- Exercise task
Type out the material below exactly.

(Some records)
(begin)

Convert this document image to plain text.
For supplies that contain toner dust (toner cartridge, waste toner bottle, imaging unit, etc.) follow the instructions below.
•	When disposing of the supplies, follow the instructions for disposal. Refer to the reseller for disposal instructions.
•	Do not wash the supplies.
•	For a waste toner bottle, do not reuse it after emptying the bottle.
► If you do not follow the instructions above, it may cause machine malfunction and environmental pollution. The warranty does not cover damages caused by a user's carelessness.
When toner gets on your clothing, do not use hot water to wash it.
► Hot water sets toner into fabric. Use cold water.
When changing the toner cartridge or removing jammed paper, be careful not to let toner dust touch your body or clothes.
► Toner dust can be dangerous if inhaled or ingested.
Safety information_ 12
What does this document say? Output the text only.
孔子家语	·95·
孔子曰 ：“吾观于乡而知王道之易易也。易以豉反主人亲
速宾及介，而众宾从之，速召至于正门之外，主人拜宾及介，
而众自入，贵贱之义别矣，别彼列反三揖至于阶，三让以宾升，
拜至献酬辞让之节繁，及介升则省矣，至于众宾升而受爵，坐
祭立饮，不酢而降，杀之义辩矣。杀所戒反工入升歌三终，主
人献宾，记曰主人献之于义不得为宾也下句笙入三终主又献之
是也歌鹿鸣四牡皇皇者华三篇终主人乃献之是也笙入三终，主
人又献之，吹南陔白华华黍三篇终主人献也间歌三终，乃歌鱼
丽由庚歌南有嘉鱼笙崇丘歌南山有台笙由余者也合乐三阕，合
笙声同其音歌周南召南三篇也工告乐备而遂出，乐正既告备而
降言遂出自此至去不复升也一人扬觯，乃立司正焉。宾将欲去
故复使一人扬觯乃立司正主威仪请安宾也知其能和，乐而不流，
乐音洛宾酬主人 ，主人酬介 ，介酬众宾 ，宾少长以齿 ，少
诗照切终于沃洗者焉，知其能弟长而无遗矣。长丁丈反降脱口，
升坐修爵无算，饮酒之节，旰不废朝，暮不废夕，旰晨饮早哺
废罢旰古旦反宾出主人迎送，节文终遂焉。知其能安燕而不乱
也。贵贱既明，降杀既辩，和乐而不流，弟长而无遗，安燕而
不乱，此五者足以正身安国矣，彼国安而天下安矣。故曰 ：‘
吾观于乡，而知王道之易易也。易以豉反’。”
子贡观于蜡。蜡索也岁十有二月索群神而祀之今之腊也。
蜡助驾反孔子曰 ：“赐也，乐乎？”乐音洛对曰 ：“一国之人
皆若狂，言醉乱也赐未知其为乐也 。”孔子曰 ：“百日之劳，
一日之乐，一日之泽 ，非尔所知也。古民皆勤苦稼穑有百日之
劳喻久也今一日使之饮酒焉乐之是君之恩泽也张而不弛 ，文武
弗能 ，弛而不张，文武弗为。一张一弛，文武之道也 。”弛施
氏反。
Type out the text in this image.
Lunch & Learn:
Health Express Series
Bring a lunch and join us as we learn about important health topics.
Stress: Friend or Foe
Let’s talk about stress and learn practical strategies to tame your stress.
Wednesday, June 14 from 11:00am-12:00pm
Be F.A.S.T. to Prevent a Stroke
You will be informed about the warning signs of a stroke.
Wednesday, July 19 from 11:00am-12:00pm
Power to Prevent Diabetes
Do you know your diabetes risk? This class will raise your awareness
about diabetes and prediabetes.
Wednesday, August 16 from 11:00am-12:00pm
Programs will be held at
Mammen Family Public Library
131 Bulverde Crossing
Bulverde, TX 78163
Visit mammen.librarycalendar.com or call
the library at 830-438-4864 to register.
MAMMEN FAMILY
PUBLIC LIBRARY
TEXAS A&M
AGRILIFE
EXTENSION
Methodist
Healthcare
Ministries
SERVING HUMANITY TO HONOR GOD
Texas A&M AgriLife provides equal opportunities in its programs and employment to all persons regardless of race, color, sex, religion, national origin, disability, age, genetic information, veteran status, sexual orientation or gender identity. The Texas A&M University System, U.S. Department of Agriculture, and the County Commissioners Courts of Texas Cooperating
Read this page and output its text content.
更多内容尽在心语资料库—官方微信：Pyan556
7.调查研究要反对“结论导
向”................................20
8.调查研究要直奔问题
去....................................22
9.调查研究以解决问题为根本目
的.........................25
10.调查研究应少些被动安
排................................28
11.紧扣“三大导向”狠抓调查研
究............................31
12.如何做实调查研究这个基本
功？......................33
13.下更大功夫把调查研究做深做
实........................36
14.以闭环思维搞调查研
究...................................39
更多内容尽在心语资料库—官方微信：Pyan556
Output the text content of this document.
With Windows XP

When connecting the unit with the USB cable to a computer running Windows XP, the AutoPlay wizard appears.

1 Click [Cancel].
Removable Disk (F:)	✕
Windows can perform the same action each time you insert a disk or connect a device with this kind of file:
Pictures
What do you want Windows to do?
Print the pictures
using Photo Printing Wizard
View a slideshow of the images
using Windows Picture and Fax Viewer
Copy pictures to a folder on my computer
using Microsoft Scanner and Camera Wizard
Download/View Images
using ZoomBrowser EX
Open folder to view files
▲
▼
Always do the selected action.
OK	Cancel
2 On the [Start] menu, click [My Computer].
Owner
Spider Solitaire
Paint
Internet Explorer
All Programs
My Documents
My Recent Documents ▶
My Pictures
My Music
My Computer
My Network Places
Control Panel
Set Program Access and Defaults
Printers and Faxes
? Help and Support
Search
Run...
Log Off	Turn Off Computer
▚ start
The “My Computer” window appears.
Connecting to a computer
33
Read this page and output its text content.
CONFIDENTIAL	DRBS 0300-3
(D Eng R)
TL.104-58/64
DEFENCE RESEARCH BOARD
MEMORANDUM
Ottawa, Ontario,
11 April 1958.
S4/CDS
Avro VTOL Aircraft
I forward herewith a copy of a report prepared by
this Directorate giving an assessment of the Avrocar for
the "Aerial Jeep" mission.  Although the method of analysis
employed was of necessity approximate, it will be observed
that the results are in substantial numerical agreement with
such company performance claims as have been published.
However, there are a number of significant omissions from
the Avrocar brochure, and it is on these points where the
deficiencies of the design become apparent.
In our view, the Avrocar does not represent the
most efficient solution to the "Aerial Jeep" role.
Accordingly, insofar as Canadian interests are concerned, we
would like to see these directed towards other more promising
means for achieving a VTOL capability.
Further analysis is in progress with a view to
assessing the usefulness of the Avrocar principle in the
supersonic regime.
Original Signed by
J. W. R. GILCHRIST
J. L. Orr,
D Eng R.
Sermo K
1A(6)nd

(end)

- Exercise answer
Convert this document image to plain text.
For supplies that contain toner dust (toner cartridge, waste toner bottle, imaging unit, etc.) follow the instructions below.
•	When disposing of the supplies, follow the instructions for disposal. Refer to the reseller for disposal instructions.
•	Do not wash the supplies.
•	For a waste toner bottle, do not reuse it after emptying the bottle.
► If you do not follow the instructions above, it may cause machine malfunction and environmental pollution. The warranty does not cover damages caused by a user's carelessness.
When toner gets on your clothing, do not use hot water to wash it.
► Hot water sets toner into fabric. Use cold water.
When changing the toner cartridge or removing jammed paper, be careful not to let toner dust touch your body or clothes.
► Toner dust can be dangerous if inhaled or ingested.
Safety information_ 12
What does this document say? Output the text only.
孔子家语	·95·
孔子曰 ：“吾观于乡而知王道之易易也。易以豉反主人亲
速宾及介，而众宾从之，速召至于正门之外，主人拜宾及介，
而众自入，贵贱之义别矣，别彼列反三揖至于阶，三让以宾升，
拜至献酬辞让之节繁，及介升则省矣，至于众宾升而受爵，坐
祭立饮，不酢而降，杀之义辩矣。杀所戒反工入升歌三终，主
人献宾，记曰主人献之于义不得为宾也下句笙入三终主又献之
是也歌鹿鸣四牡皇皇者华三篇终主人乃献之是也笙入三终，主
人又献之，吹南陔白华华黍三篇终主人献也间歌三终，乃歌鱼
丽由庚歌南有嘉鱼笙崇丘歌南山有台笙由余者也合乐三阕，合
笙声同其音歌周南召南三篇也工告乐备而遂出，乐正既告备而
降言遂出自此至去不复升也一人扬觯，乃立司正焉。宾将欲去
故复使一人扬觯乃立司正主威仪请安宾也知其能和，乐而不流，
乐音洛宾酬主人 ，主人酬介 ，介酬众宾 ，宾少长以齿 ，少
诗照切终于沃洗者焉，知其能弟长而无遗矣。长丁丈反降脱口，
升坐修爵无算，饮酒之节，旰不废朝，暮不废夕，旰晨饮早哺
废罢旰古旦反宾出主人迎送，节文终遂焉。知其能安燕而不乱
也。贵贱既明，降杀既辩，和乐而不流，弟长而无遗，安燕而
不乱，此五者足以正身安国矣，彼国安而天下安矣。故曰 ：‘
吾观于乡，而知王道之易易也。易以豉反’。”
子贡观于蜡。蜡索也岁十有二月索群神而祀之今之腊也。
蜡助驾反孔子曰 ：“赐也，乐乎？”乐音洛对曰 ：“一国之人
皆若狂，言醉乱也赐未知其为乐也 。”孔子曰 ：“百日之劳，
一日之乐，一日之泽 ，非尔所知也。古民皆勤苦稼穑有百日之
劳喻久也今一日使之饮酒焉乐之是君之恩泽也张而不弛 ，文武
弗能 ，弛而不张，文武弗为。一张一弛，文武之道也 。”弛施
氏反。
Type out the text in this image.
Lunch & Learn:
Health Express Series
Bring a lunch and join us as we learn about important health topics.
Stress: Friend or Foe
Let’s talk about stress and learn practical strategies to tame your stress.
Wednesday, June 14 from 11:00am-12:00pm
Be F.A.S.T. to Prevent a Stroke
You will be informed about the warning signs of a stroke.
Wednesday, July 19 from 11:00am-12:00pm
Power to Prevent Diabetes
Do you know your diabetes risk? This class will raise your awareness
about diabetes and prediabetes.
Wednesday, August 16 from 11:00am-12:00pm
Programs will be held at
Mammen Family Public Library
131 Bulverde Crossing
Bulverde, TX 78163
Visit mammen.librarycalendar.com or call
the library at 830-438-4864 to register.
MAMMEN FAMILY
PUBLIC LIBRARY
TEXAS A&M
AGRILIFE
EXTENSION
Methodist
Healthcare
Ministries
SERVING HUMANITY TO HONOR GOD
Texas A&M AgriLife provides equal opportunities in its programs and employment to all persons regardless of race, color, sex, religion, national origin, disability, age, genetic information, veteran status, sexual orientation or gender identity. The Texas A&M University System, U.S. Department of Agriculture, and the County Commissioners Courts of Texas Cooperating
Read this page and output its text content.
更多内容尽在心语资料库—官方微信：Pyan556
7.调查研究要反对“结论导
向”................................20
8.调查研究要直奔问题
去....................................22
9.调查研究以解决问题为根本目
的.........................25
10.调查研究应少些被动安
排................................28
11.紧扣“三大导向”狠抓调查研
究............................31
12.如何做实调查研究这个基本
功？......................33
13.下更大功夫把调查研究做深做
实........................36
14.以闭环思维搞调查研
究...................................39
更多内容尽在心语资料库—官方微信：Pyan556
Output the text content of this document.
With Windows XP

When connecting the unit with the USB cable to a computer running Windows XP, the AutoPlay wizard appears.

1 Click [Cancel].
Removable Disk (F:)	✕
Windows can perform the same action each time you insert a disk or connect a device with this kind of file:
Pictures
What do you want Windows to do?
Print the pictures
using Photo Printing Wizard
View a slideshow of the images
using Windows Picture and Fax Viewer
Copy pictures to a folder on my computer
using Microsoft Scanner and Camera Wizard
Download/View Images
using ZoomBrowser EX
Open folder to view files
▲
▼
Always do the selected action.
OK	Cancel
2 On the [Start] menu, click [My Computer].
Owner
Spider Solitaire
Paint
Internet Explorer
All Programs
My Documents
My Recent Documents ▶
My Pictures
My Music
My Computer
My Network Places
Control Panel
Set Program Access and Defaults
Printers and Faxes
? Help and Support
Search
Run...
Log Off	Turn Off Computer
▚ start
The “My Computer” window appears.
Connecting to a computer
33
Read this page and output its text content.
CONFIDENTIAL	DRBS 0300-3
(D Eng R)
TL.104-58/64
DEFENCE RESEARCH BOARD
MEMORANDUM
Ottawa, Ontario,
11 April 1958.
S4/CDS
Avro VTOL Aircraft
I forward herewith a copy of a report prepared by
this Directorate giving an assessment of the Avrocar for
the "Aerial Jeep" mission.  Although the method of analysis
employed was of necessity approximate, it will be observed
that the results are in substantial numerical agreement with
such company performance claims as have been published.
However, there are a number of significant omissions from
the Avrocar brochure, and it is on these points where the
deficiencies of the design become apparent.
In our view, the Avrocar does not represent the
most efficient solution to the "Aerial Jeep" role.
Accordingly, insofar as Canadian interests are concerned, we
would like to see these directed towards other more promising
means for achieving a VTOL capability.
Further analysis is in progress with a view to
assessing the usefulness of the Avrocar principle in the
supersonic regime.
Original Signed by
J. W. R. GILCHRIST
J. L. Orr,
D Eng R.
Sermo K
1A(6)nd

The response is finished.